**SELECTED EXTRACT**:
Content starts
Brian Griffiths: Why Cutting Inflation Tax is the No. 1 Priority

Who can you trust to manage the public finances and cure inflation?

This is the key issue in this election campaign. Liz Truss wants to cut taxes, borrow more and start paying back after the next general election.  Rishi Sunak wants to get inflation under control first as a foundation for enterprise and growth.

Sound money was key to Thatcherism. Mrs Thatcher saw inflation as a tax on every household and every business but a tax never passed by Parliament.  For her inflation also had a moral dimension, as it does for Sunak. It penalises saving and pensions (other than index-linked pensions). It makes home ownership a pipe dream for younger people. It creates huge  disparities of wealth. In addition inflation creates a culture of distrust which invariably leads to social conflict, witness current rail strikes and ballots for strike action in the public sector, the Don’t Pay campaign opposing rising energy bills and the disillusion of youth, saddled with repayment of university debts, forced to rent and a despairing economic outlook – the official Bank of England verdict.

Margaret Thatcher took a particular interest in Treasury affairs but she never looked at economic policy in isolation. Her policies were founded on her basic beliefs – telling the truth however unpalatable, balancing the books and personal values such as thrift, living within your means, hard work and self-reliance.

Over the five and a half years that I worked as head of the No 10 Policy Unit she would discuss government spending, borrowing and monetary conditions constantly. She had an instinctive grasp of economics and the need to ‘balance the books’ whether in business, in the family or in government.

I cannot count the number of times Mrs Thatcher told me that one of her greatest fears was that one day one of her Chancellors would cut taxes and “gamble on the future of the economy”.

Cutting taxes today is just such a gamble. It would reduce the country’s rainy-day reserves.  We need reserves because of nasty surprises. Covid was a complete surprise. So was the Russian invasion of the Ukraine. So was Putin’s weaponisation of gas. So is the Chinese zero-Covid  policy. We need reserves as a country much as we need reserves in families and businesses. As the Bank of England must raise interest rates to curtail spending, cutting taxes would mean greater government borrowing with higher debt interest payments. Tax cuts worsen the fiscal outlook without any direct impact on growth.

Increased business investment is critical to increasing growth. In making a decision to invest business is not so much interested in the next six to twelve months as in the next five to ten years. The key to that decision is what will happen to inflation. How far will it come down? Does anyone think it will come back to 2%? When inflation does come down how volatile will it be? The current inflation has shocked people. Consumer spending is falling. Until business and consumers know inflation has been beaten we will have stagflation.

For business inflation creates uncertainty over interest rates, the cost of capital, exchange rates, wage demands and output. And also the stability of government.
Content ends
**WHAT TO WORK ON**:
- 1) Please extract the stretch of the article on inflation from "Margaret Thatcher took" through "or in government.".
- 2) According to the article on inflation, how long did the writer work as head of the No 10 Policy Unit?
The listing has no connection to the article on inflation.

**RECORDED INFORMATION**:
Content starts
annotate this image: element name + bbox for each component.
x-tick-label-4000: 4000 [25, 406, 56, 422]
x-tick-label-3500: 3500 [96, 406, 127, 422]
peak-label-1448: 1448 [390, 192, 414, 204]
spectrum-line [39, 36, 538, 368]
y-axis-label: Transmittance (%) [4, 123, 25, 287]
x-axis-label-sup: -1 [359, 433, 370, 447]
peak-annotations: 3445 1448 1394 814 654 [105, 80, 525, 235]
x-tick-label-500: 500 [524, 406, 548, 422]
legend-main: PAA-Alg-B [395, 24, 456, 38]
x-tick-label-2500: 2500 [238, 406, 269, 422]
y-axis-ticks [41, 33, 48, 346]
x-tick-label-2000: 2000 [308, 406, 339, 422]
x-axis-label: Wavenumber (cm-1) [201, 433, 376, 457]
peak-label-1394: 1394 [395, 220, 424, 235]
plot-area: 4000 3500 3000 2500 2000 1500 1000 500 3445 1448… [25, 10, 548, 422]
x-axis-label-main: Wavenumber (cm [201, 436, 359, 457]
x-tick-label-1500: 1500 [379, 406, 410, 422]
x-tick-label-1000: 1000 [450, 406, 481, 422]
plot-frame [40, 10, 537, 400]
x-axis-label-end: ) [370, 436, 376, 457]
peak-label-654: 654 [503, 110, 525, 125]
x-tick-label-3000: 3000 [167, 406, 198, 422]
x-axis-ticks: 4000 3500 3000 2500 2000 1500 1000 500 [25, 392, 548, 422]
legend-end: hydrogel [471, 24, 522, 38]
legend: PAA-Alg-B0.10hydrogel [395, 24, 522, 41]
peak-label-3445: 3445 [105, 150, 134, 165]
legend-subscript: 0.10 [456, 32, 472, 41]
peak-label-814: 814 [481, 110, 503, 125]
Content ends
**COMPLETED EXERCISE**:
- 1)
Margaret Thatcher took a particular interest in Treasury affairs but she never looked at economic policy in isolation. Her policies were founded on her basic beliefs – telling the truth however unpalatable, balancing the books and personal values such as thrift, living within your means, hard work and self-reliance.

Over the five and a half years that I worked as head of the No 10 Policy Unit she would discuss government spending, borrowing and monetary conditions constantly. She had an instinctive grasp of economics and the need to ‘balance the books’ whether in business, in the family or in government.

- 2) Five and a half years.